# What you are asked to do
Below are the records; pull every line that includes "Кирова".

# Input
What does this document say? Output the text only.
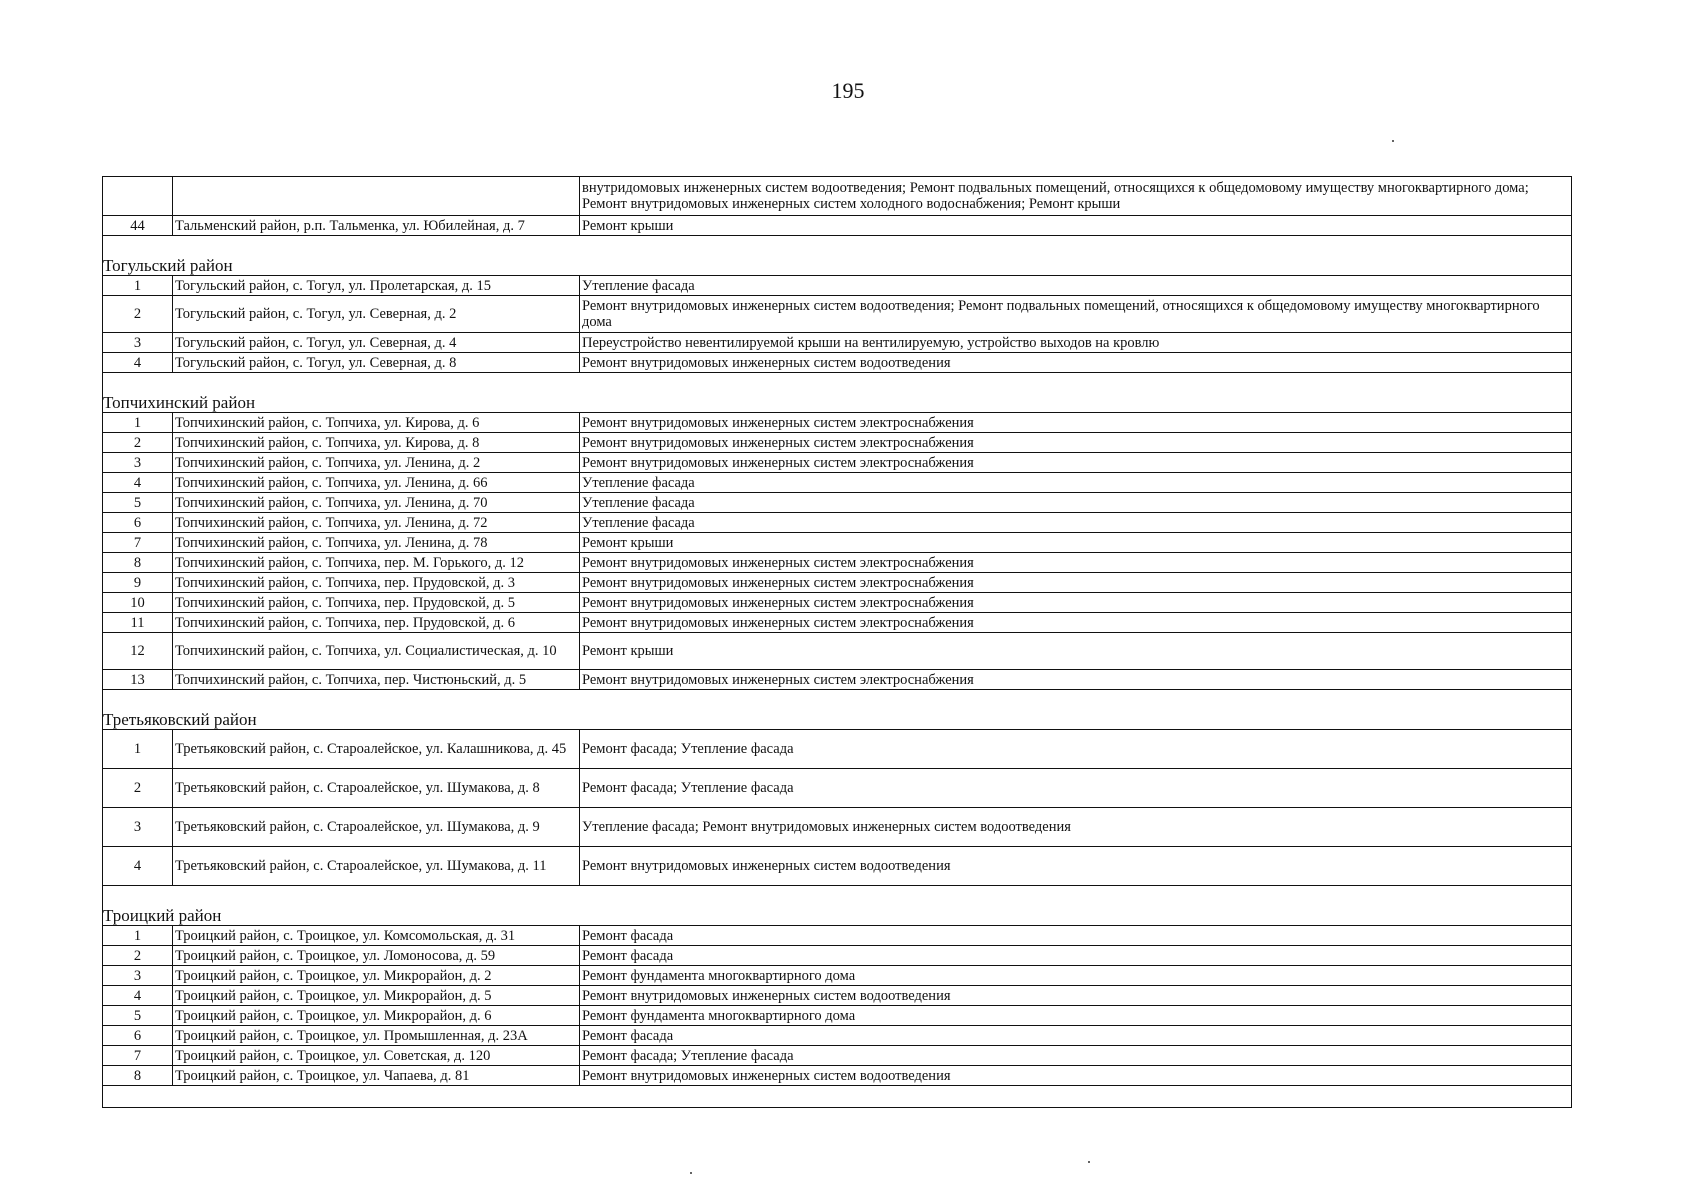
195
		внутридомовых инженерных систем водоотведения; Ремонт подвальных помещений, относящихся к общедомовому имуществу многоквартирного дома; Ремонт внутридомовых инженерных систем холодного водоснабжения; Ремонт крыши
44	Тальменский район, р.п. Тальменка, ул. Юбилейная, д. 7	Ремонт крыши
Тогульский район		
1	Тогульский район, с. Тогул, ул. Пролетарская, д. 15	Утепление фасада
2	Тогульский район, с. Тогул, ул. Северная, д. 2	Ремонт внутридомовых инженерных систем водоотведения; Ремонт подвальных помещений, относящихся к общедомовому имуществу многоквартирного дома
3	Тогульский район, с. Тогул, ул. Северная, д. 4	Переустройство невентилируемой крыши на вентилируемую, устройство выходов на кровлю
4	Тогульский район, с. Тогул, ул. Северная, д. 8	Ремонт внутридомовых инженерных систем водоотведения
Топчихинский район		
1	Топчихинский район, с. Топчиха, ул. Кирова, д. 6	Ремонт внутридомовых инженерных систем электроснабжения
2	Топчихинский район, с. Топчиха, ул. Кирова, д. 8	Ремонт внутридомовых инженерных систем электроснабжения
3	Топчихинский район, с. Топчиха, ул. Ленина, д. 2	Ремонт внутридомовых инженерных систем электроснабжения
4	Топчихинский район, с. Топчиха, ул. Ленина, д. 66	Утепление фасада
5	Топчихинский район, с. Топчиха, ул. Ленина, д. 70	Утепление фасада
6	Топчихинский район, с. Топчиха, ул. Ленина, д. 72	Утепление фасада
7	Топчихинский район, с. Топчиха, ул. Ленина, д. 78	Ремонт крыши
8	Топчихинский район, с. Топчиха, пер. М. Горького, д. 12	Ремонт внутридомовых инженерных систем электроснабжения
9	Топчихинский район, с. Топчиха, пер. Прудовской, д. 3	Ремонт внутридомовых инженерных систем электроснабжения
10	Топчихинский район, с. Топчиха, пер. Прудовской, д. 5	Ремонт внутридомовых инженерных систем электроснабжения
11	Топчихинский район, с. Топчиха, пер. Прудовской, д. 6	Ремонт внутридомовых инженерных систем электроснабжения
12	Топчихинский район, с. Топчиха, ул. Социалистическая, д. 10	Ремонт крыши
13	Топчихинский район, с. Топчиха, пер. Чистюньский, д. 5	Ремонт внутридомовых инженерных систем электроснабжения
Третьяковский район		
1	Третьяковский район, с. Староалейское, ул. Калашникова, д. 45	Ремонт фасада; Утепление фасада
2	Третьяковский район, с. Староалейское, ул. Шумакова, д. 8	Ремонт фасада; Утепление фасада
3	Третьяковский район, с. Староалейское, ул. Шумакова, д. 9	Утепление фасада; Ремонт внутридомовых инженерных систем водоотведения
4	Третьяковский район, с. Староалейское, ул. Шумакова, д. 11	Ремонт внутридомовых инженерных систем водоотведения
Троицкий район		
1	Троицкий район, с. Троицкое, ул. Комсомольская, д. 31	Ремонт фасада
2	Троицкий район, с. Троицкое, ул. Ломоносова, д. 59	Ремонт фасада
3	Троицкий район, с. Троицкое, ул. Микрорайон, д. 2	Ремонт фундамента многоквартирного дома
4	Троицкий район, с. Троицкое, ул. Микрорайон, д. 5	Ремонт внутридомовых инженерных систем водоотведения
5	Троицкий район, с. Троицкое, ул. Микрорайон, д. 6	Ремонт фундамента многоквартирного дома
6	Троицкий район, с. Троицкое, ул. Промышленная, д. 23А	Ремонт фасада
7	Троицкий район, с. Троицкое, ул. Советская, д. 120	Ремонт фасада; Утепление фасада
8	Троицкий район, с. Троицкое, ул. Чапаева, д. 81	Ремонт внутридомовых инженерных систем водоотведения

# Exercise output
1	Топчихинский район, с. Топчиха, ул. Кирова, д. 6	Ремонт внутридомовых инженерных систем электроснабжения
2	Топчихинский район, с. Топчиха, ул. Кирова, д. 8	Ремонт внутридомовых инженерных систем электроснабжения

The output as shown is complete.